Data for this task ▸
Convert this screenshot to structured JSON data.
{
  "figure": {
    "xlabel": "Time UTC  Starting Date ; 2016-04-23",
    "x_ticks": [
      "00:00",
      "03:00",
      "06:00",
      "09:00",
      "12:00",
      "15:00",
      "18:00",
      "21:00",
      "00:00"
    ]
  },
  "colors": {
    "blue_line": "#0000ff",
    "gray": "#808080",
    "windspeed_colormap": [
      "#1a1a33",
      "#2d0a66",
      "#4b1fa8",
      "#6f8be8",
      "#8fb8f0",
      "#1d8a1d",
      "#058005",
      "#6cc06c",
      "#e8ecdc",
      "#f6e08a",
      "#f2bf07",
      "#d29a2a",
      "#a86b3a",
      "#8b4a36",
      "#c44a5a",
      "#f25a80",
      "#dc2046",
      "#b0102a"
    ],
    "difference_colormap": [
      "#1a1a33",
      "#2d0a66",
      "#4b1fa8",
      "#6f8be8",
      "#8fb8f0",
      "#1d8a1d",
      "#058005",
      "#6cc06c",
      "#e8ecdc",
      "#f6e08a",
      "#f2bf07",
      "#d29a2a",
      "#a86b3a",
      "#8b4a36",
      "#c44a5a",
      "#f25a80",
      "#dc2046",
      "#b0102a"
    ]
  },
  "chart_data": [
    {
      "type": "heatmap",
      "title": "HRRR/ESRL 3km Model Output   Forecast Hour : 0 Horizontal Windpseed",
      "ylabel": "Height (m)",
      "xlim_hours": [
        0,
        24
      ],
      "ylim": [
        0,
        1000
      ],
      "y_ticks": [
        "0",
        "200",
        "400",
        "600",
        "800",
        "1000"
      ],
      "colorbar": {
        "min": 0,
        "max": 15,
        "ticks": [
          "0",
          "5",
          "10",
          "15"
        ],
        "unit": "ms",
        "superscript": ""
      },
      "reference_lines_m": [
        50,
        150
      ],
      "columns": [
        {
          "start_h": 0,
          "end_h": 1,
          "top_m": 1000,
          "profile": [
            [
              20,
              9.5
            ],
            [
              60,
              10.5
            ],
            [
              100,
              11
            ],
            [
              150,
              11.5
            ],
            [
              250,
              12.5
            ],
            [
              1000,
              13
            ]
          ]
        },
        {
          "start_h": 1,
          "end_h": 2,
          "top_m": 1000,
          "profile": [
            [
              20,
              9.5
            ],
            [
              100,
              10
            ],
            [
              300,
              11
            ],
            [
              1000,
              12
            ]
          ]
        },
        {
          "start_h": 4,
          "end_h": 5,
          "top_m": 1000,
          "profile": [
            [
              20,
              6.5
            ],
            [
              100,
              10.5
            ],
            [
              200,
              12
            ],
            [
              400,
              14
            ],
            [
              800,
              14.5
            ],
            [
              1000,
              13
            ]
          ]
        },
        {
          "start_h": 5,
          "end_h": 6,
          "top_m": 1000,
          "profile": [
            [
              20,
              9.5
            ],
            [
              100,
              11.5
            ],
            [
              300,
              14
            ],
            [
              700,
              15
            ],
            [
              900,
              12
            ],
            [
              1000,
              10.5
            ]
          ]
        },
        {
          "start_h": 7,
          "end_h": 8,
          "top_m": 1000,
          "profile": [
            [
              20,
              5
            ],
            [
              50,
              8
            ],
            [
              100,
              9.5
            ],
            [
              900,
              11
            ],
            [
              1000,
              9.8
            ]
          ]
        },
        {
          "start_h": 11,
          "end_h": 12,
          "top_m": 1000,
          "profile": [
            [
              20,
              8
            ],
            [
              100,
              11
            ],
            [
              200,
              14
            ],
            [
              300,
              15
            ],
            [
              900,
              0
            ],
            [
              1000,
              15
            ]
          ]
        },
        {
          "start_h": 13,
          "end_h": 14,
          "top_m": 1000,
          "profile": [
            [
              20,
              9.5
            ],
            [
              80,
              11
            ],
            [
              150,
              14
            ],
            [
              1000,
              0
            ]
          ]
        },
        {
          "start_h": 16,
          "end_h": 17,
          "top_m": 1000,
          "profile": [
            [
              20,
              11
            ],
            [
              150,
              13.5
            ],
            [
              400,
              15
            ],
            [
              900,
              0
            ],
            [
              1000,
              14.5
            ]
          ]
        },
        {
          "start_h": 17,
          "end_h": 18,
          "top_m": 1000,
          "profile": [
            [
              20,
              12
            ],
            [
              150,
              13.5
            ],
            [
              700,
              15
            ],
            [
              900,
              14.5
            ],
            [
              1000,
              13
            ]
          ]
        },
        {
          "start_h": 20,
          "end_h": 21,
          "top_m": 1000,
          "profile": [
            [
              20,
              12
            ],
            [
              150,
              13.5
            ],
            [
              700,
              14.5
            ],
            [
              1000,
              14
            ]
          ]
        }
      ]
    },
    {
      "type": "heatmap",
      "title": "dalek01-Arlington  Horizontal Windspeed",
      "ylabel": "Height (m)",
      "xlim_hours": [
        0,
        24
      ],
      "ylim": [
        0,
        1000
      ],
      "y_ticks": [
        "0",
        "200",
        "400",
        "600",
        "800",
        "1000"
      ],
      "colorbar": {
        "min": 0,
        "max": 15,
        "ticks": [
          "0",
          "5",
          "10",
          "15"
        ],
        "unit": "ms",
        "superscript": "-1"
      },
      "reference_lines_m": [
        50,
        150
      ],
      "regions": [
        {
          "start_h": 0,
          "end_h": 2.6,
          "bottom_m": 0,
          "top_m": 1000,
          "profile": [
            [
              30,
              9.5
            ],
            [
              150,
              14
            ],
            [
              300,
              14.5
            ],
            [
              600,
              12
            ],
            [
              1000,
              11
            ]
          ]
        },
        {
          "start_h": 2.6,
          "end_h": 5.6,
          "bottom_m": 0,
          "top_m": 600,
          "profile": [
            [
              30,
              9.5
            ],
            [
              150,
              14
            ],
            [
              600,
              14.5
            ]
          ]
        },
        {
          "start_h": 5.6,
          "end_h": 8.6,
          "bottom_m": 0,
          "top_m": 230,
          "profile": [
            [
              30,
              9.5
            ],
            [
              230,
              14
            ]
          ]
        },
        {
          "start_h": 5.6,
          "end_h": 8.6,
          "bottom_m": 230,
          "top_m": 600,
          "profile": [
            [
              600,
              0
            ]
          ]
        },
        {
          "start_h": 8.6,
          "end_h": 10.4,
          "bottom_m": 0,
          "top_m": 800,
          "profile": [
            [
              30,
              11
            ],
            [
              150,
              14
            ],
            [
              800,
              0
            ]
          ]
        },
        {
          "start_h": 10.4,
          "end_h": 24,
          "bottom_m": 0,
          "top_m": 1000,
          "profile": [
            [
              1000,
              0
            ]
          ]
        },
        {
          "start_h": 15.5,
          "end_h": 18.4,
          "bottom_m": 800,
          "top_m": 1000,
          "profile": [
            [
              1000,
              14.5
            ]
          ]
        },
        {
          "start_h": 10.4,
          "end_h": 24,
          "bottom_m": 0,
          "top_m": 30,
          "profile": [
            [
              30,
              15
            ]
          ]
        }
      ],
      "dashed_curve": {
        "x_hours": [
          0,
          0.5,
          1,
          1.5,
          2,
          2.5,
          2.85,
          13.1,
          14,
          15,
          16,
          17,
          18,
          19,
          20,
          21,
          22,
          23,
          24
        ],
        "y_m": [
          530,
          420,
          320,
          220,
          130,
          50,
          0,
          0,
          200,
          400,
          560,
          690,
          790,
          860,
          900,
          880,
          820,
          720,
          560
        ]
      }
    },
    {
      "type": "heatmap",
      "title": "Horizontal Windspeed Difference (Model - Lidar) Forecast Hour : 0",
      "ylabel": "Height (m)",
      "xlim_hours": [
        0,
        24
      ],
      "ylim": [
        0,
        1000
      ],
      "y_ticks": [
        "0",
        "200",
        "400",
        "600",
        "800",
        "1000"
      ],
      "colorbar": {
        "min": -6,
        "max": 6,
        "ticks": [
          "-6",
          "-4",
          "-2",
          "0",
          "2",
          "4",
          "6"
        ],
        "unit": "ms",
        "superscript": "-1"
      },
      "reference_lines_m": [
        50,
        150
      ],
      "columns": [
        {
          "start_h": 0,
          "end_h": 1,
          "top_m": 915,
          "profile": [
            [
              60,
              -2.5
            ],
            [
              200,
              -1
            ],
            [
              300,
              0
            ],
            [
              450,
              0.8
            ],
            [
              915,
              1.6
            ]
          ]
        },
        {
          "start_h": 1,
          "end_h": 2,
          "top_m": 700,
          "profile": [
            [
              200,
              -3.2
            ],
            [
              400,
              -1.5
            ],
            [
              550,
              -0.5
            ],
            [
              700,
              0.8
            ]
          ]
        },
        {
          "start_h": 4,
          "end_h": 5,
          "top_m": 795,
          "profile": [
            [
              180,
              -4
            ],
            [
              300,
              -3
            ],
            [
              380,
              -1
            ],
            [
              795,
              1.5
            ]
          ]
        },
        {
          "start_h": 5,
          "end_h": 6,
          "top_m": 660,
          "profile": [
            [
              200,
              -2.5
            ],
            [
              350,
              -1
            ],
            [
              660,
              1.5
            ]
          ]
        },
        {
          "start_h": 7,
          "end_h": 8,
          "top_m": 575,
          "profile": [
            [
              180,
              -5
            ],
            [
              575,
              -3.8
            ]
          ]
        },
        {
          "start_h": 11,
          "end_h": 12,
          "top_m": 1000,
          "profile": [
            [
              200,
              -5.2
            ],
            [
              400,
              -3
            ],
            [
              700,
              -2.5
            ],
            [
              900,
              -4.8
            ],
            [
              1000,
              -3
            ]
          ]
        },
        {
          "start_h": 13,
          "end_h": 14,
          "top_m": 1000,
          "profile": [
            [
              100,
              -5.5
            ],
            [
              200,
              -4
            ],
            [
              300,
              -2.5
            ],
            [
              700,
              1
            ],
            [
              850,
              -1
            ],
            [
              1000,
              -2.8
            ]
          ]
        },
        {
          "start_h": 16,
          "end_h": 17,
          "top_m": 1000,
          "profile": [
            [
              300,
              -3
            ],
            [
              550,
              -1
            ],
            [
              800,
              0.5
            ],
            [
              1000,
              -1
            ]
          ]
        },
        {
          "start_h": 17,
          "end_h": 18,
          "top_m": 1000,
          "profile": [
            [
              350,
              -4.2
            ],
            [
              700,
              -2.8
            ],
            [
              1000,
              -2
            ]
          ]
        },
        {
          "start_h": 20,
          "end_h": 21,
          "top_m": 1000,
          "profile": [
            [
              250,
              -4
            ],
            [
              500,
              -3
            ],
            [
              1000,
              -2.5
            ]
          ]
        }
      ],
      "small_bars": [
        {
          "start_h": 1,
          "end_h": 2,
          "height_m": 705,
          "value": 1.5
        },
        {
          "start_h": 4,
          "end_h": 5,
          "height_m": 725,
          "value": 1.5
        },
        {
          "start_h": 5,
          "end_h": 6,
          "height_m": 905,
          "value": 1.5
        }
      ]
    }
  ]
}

Task objective ▸ Copy each line containing the word "title" from the data.

Expected output ▸
      "title": "HRRR/ESRL 3km Model Output   Forecast Hour : 0 Horizontal Windpseed",
      "title": "dalek01-Arlington  Horizontal Windspeed",
      "title": "Horizontal Windspeed Difference (Model - Lidar) Forecast Hour : 0",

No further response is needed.